Data listing
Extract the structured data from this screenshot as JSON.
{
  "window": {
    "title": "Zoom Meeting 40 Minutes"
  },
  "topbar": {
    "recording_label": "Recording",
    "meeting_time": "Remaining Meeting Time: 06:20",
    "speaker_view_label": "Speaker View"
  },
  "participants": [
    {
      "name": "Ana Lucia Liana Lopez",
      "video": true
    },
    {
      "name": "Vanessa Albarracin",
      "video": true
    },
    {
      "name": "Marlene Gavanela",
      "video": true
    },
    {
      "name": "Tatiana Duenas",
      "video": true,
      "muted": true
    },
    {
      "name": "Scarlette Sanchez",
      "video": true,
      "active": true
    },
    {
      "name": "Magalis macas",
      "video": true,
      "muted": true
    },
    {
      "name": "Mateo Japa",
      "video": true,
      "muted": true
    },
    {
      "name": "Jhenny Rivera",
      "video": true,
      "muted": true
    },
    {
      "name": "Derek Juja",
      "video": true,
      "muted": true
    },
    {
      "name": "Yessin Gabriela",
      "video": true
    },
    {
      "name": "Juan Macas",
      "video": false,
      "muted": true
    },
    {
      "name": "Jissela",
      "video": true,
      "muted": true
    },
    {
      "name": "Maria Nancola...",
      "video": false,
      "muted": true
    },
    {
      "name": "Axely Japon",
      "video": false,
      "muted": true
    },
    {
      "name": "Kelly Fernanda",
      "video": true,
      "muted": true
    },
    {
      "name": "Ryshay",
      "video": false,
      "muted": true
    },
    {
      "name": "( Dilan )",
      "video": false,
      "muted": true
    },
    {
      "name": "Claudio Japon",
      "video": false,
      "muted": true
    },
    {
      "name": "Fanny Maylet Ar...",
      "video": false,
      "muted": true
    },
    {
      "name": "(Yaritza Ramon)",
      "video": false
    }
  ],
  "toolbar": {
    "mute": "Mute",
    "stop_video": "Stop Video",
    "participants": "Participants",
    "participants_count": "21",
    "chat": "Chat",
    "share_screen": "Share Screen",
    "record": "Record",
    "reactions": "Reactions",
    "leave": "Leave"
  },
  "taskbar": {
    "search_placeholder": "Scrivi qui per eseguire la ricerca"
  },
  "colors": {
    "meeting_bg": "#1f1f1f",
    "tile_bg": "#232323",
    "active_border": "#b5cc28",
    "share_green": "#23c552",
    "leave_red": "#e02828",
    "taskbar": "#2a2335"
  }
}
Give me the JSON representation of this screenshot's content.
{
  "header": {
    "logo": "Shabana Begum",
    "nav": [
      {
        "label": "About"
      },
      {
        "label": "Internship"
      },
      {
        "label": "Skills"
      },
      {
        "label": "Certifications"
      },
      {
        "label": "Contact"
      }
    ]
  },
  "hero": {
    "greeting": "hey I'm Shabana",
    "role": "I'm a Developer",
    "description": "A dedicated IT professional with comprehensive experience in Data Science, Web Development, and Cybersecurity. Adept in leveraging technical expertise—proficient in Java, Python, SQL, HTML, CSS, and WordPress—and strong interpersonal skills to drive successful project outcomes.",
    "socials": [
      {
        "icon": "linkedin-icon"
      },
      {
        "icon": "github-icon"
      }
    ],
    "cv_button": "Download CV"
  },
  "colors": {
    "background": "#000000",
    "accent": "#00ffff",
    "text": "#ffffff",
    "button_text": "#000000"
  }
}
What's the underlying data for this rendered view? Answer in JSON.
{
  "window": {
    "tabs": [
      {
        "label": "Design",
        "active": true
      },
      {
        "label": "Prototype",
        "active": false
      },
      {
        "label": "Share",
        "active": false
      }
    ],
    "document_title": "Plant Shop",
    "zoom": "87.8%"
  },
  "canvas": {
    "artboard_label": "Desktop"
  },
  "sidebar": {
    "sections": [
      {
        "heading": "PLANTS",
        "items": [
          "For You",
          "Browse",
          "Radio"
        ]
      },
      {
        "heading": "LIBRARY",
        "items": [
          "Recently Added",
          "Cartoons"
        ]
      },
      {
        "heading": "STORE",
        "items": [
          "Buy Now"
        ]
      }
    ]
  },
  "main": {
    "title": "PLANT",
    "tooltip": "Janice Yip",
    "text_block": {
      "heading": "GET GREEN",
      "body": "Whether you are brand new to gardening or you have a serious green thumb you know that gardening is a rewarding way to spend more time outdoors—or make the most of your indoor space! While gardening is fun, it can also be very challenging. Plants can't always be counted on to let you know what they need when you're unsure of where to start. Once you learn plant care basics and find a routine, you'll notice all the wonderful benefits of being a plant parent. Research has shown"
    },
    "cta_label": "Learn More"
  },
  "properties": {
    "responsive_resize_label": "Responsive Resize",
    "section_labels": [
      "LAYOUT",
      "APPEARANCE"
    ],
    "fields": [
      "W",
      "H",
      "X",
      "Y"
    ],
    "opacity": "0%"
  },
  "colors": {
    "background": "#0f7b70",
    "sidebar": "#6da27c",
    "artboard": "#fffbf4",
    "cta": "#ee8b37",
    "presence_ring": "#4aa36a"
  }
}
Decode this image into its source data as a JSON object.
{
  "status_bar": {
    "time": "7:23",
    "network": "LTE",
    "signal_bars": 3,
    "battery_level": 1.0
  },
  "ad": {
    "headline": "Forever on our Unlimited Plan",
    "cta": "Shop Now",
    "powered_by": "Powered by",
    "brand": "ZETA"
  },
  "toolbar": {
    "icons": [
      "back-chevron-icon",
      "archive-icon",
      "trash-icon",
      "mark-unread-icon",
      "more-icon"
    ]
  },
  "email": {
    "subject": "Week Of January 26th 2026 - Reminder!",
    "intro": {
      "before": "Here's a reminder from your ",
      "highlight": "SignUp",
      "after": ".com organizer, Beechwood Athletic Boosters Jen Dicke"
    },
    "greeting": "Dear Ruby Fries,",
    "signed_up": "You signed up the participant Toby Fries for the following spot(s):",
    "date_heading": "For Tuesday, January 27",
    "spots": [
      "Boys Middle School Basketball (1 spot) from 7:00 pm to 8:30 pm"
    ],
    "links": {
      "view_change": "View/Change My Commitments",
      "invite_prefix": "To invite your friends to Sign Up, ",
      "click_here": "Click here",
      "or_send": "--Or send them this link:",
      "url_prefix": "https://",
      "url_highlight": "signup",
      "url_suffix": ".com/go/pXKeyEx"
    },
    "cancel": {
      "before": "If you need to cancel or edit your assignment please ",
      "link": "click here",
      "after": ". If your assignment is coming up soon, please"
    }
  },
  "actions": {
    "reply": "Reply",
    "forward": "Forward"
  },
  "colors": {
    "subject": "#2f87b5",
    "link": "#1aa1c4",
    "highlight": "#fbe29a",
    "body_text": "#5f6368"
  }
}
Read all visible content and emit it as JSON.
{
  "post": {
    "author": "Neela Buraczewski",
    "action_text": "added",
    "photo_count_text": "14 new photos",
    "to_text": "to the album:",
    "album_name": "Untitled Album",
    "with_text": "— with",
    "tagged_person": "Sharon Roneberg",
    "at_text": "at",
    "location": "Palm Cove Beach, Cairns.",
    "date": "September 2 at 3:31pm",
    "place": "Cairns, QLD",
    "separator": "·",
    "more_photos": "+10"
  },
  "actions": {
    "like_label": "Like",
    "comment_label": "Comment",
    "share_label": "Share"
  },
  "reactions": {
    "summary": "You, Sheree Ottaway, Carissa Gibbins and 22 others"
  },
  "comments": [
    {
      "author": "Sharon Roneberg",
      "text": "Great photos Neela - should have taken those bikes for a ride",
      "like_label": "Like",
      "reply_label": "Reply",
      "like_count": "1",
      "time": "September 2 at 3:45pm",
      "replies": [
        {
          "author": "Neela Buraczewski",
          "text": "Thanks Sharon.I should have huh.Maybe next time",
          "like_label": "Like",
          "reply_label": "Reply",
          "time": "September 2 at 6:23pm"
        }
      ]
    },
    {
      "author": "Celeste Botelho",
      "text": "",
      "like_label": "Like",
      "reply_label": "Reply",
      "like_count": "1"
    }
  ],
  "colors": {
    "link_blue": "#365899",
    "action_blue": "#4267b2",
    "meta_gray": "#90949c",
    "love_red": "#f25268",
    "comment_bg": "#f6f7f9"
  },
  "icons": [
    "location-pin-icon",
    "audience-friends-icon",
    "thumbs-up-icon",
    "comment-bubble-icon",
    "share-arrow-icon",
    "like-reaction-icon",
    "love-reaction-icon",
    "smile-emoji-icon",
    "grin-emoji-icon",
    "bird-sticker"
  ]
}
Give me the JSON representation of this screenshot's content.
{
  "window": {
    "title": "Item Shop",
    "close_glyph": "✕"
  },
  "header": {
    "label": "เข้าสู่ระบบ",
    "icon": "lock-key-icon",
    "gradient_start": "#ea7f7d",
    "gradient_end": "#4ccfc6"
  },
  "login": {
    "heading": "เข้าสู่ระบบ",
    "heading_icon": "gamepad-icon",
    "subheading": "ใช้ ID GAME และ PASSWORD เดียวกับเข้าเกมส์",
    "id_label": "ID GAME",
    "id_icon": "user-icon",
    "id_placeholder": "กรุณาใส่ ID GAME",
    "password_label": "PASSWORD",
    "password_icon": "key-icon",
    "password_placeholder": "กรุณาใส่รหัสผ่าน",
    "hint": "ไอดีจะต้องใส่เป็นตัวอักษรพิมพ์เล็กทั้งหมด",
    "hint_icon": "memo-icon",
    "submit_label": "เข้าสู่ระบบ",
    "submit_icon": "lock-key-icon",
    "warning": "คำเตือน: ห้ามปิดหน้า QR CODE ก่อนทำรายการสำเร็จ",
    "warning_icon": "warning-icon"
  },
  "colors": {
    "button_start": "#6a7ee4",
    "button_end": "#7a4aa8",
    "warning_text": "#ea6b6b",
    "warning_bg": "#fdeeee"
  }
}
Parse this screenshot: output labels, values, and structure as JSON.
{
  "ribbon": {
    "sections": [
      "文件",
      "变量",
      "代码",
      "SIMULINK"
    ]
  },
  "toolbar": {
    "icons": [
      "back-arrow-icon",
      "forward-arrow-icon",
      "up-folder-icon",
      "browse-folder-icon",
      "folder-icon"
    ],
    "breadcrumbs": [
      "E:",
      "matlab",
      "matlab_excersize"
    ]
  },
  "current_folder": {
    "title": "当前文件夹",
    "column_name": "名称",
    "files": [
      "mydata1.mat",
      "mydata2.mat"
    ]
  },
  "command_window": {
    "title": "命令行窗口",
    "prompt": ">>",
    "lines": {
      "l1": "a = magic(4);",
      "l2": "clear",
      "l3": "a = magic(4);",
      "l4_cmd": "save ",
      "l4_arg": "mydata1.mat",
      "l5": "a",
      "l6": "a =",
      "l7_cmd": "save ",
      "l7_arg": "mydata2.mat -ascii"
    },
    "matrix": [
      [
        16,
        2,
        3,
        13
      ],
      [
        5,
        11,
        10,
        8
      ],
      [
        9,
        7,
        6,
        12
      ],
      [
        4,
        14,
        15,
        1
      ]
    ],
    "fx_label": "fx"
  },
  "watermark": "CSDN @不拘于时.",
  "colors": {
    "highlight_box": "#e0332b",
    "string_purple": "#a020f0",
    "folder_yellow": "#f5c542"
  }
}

Goal> Extract every line of the records above that contains the word "please".

Written answer>
      "before": "If you need to cancel or edit your assignment please ",
      "after": ". If your assignment is coming up soon, please"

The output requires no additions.